▸ Written request
Quote all of the entries word for word.

▸ Provided data
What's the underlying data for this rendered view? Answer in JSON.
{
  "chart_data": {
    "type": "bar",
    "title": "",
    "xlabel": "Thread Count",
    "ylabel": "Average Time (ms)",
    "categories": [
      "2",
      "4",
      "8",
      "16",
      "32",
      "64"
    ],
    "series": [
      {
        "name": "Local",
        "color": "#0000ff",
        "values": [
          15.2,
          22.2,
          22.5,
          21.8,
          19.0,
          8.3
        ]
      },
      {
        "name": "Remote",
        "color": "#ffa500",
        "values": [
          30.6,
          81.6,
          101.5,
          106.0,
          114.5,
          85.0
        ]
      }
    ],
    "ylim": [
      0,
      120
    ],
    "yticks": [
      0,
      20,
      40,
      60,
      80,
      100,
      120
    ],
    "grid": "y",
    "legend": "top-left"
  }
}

▸ Exercise solution
What's the underlying data for this rendered view? Answer in JSON.
{
  "chart_data": {
    "type": "bar",
    "title": "",
    "xlabel": "Thread Count",
    "ylabel": "Average Time (ms)",
    "categories": [
      "2",
      "4",
      "8",
      "16",
      "32",
      "64"
    ],
    "series": [
      {
        "name": "Local",
        "color": "#0000ff",
        "values": [
          15.2,
          22.2,
          22.5,
          21.8,
          19.0,
          8.3
        ]
      },
      {
        "name": "Remote",
        "color": "#ffa500",
        "values": [
          30.6,
          81.6,
          101.5,
          106.0,
          114.5,
          85.0
        ]
      }
    ],
    "ylim": [
      0,
      120
    ],
    "yticks": [
      0,
      20,
      40,
      60,
      80,
      100,
      120
    ],
    "grid": "y",
    "legend": "top-left"
  }
}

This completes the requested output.